§ MATERIAL PROVIDED:
▽

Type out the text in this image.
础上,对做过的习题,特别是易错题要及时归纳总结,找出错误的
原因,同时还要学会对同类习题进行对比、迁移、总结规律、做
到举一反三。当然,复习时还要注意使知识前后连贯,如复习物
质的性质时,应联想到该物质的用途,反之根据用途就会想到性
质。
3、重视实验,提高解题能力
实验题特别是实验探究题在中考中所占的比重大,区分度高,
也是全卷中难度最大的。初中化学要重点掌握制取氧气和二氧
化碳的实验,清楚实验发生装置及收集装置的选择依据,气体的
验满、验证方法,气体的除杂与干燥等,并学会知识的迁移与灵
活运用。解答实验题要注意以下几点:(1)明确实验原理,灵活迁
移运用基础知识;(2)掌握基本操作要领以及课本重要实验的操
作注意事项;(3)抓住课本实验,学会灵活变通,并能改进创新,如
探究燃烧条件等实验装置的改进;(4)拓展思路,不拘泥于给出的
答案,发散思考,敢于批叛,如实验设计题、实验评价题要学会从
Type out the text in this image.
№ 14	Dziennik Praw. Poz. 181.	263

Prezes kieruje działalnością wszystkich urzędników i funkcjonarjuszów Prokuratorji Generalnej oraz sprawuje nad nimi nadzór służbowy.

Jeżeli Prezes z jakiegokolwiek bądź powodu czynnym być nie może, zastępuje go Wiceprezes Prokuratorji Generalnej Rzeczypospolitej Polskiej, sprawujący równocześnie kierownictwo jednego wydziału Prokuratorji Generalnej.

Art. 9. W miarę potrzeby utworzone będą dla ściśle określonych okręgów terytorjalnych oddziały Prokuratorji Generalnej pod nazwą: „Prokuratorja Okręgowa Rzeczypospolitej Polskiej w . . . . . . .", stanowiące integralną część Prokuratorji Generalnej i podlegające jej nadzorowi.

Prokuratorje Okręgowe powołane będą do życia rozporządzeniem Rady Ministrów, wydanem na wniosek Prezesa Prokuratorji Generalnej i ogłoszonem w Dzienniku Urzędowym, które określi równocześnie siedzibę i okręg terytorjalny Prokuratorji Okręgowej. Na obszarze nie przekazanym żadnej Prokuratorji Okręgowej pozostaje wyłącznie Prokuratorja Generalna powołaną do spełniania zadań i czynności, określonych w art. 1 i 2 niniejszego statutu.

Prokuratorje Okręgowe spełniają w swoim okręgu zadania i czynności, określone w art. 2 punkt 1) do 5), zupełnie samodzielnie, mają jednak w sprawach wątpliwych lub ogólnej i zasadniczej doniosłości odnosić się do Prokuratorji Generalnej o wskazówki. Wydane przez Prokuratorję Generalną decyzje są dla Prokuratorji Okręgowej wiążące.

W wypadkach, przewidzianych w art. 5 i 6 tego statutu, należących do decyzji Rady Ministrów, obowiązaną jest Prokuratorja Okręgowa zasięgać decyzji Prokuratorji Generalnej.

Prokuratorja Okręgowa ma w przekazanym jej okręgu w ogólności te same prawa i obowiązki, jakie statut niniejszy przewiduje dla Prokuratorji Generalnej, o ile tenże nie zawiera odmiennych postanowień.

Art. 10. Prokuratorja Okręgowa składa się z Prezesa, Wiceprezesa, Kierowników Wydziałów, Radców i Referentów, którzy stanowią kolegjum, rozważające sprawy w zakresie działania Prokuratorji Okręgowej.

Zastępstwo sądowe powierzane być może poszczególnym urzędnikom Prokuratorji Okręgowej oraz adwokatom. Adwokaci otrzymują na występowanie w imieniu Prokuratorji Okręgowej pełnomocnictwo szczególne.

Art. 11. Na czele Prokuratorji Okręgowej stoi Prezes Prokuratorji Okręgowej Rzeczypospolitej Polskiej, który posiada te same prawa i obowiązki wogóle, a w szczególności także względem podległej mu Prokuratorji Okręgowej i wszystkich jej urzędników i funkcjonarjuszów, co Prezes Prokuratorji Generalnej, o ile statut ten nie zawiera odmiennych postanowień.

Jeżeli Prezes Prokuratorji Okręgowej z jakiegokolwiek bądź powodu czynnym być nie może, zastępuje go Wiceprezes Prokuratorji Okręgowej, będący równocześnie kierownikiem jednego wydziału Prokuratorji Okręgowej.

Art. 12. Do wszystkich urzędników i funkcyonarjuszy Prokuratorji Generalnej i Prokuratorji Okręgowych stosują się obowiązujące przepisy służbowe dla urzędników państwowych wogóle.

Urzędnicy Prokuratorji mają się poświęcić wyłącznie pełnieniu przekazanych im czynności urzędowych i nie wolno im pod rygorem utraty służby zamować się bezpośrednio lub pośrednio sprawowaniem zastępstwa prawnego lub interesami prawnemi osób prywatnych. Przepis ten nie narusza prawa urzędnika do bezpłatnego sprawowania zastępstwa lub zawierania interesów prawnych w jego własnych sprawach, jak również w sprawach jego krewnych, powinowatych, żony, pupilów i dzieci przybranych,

△

§ WHAT IS ASKED: Nothing in the data may differ; print all of it exactly as written.

§ ANSWER TO THE TASK:
Type out the text in this image.
础上,对做过的习题,特别是易错题要及时归纳总结,找出错误的
原因,同时还要学会对同类习题进行对比、迁移、总结规律、做
到举一反三。当然,复习时还要注意使知识前后连贯,如复习物
质的性质时,应联想到该物质的用途,反之根据用途就会想到性
质。
3、重视实验,提高解题能力
实验题特别是实验探究题在中考中所占的比重大,区分度高,
也是全卷中难度最大的。初中化学要重点掌握制取氧气和二氧
化碳的实验,清楚实验发生装置及收集装置的选择依据,气体的
验满、验证方法,气体的除杂与干燥等,并学会知识的迁移与灵
活运用。解答实验题要注意以下几点:(1)明确实验原理,灵活迁
移运用基础知识;(2)掌握基本操作要领以及课本重要实验的操
作注意事项;(3)抓住课本实验,学会灵活变通,并能改进创新,如
探究燃烧条件等实验装置的改进;(4)拓展思路,不拘泥于给出的
答案,发散思考,敢于批叛,如实验设计题、实验评价题要学会从
Type out the text in this image.
№ 14	Dziennik Praw. Poz. 181.	263

Prezes kieruje działalnością wszystkich urzędników i funkcjonarjuszów Prokuratorji Generalnej oraz sprawuje nad nimi nadzór służbowy.

Jeżeli Prezes z jakiegokolwiek bądź powodu czynnym być nie może, zastępuje go Wiceprezes Prokuratorji Generalnej Rzeczypospolitej Polskiej, sprawujący równocześnie kierownictwo jednego wydziału Prokuratorji Generalnej.

Art. 9. W miarę potrzeby utworzone będą dla ściśle określonych okręgów terytorjalnych oddziały Prokuratorji Generalnej pod nazwą: „Prokuratorja Okręgowa Rzeczypospolitej Polskiej w . . . . . . .", stanowiące integralną część Prokuratorji Generalnej i podlegające jej nadzorowi.

Prokuratorje Okręgowe powołane będą do życia rozporządzeniem Rady Ministrów, wydanem na wniosek Prezesa Prokuratorji Generalnej i ogłoszonem w Dzienniku Urzędowym, które określi równocześnie siedzibę i okręg terytorjalny Prokuratorji Okręgowej. Na obszarze nie przekazanym żadnej Prokuratorji Okręgowej pozostaje wyłącznie Prokuratorja Generalna powołaną do spełniania zadań i czynności, określonych w art. 1 i 2 niniejszego statutu.

Prokuratorje Okręgowe spełniają w swoim okręgu zadania i czynności, określone w art. 2 punkt 1) do 5), zupełnie samodzielnie, mają jednak w sprawach wątpliwych lub ogólnej i zasadniczej doniosłości odnosić się do Prokuratorji Generalnej o wskazówki. Wydane przez Prokuratorję Generalną decyzje są dla Prokuratorji Okręgowej wiążące.

W wypadkach, przewidzianych w art. 5 i 6 tego statutu, należących do decyzji Rady Ministrów, obowiązaną jest Prokuratorja Okręgowa zasięgać decyzji Prokuratorji Generalnej.

Prokuratorja Okręgowa ma w przekazanym jej okręgu w ogólności te same prawa i obowiązki, jakie statut niniejszy przewiduje dla Prokuratorji Generalnej, o ile tenże nie zawiera odmiennych postanowień.

Art. 10. Prokuratorja Okręgowa składa się z Prezesa, Wiceprezesa, Kierowników Wydziałów, Radców i Referentów, którzy stanowią kolegjum, rozważające sprawy w zakresie działania Prokuratorji Okręgowej.

Zastępstwo sądowe powierzane być może poszczególnym urzędnikom Prokuratorji Okręgowej oraz adwokatom. Adwokaci otrzymują na występowanie w imieniu Prokuratorji Okręgowej pełnomocnictwo szczególne.

Art. 11. Na czele Prokuratorji Okręgowej stoi Prezes Prokuratorji Okręgowej Rzeczypospolitej Polskiej, który posiada te same prawa i obowiązki wogóle, a w szczególności także względem podległej mu Prokuratorji Okręgowej i wszystkich jej urzędników i funkcjonarjuszów, co Prezes Prokuratorji Generalnej, o ile statut ten nie zawiera odmiennych postanowień.

Jeżeli Prezes Prokuratorji Okręgowej z jakiegokolwiek bądź powodu czynnym być nie może, zastępuje go Wiceprezes Prokuratorji Okręgowej, będący równocześnie kierownikiem jednego wydziału Prokuratorji Okręgowej.

Art. 12. Do wszystkich urzędników i funkcyonarjuszy Prokuratorji Generalnej i Prokuratorji Okręgowych stosują się obowiązujące przepisy służbowe dla urzędników państwowych wogóle.

Urzędnicy Prokuratorji mają się poświęcić wyłącznie pełnieniu przekazanych im czynności urzędowych i nie wolno im pod rygorem utraty służby zamować się bezpośrednio lub pośrednio sprawowaniem zastępstwa prawnego lub interesami prawnemi osób prywatnych. Przepis ten nie narusza prawa urzędnika do bezpłatnego sprawowania zastępstwa lub zawierania interesów prawnych w jego własnych sprawach, jak również w sprawach jego krewnych, powinowatych, żony, pupilów i dzieci przybranych,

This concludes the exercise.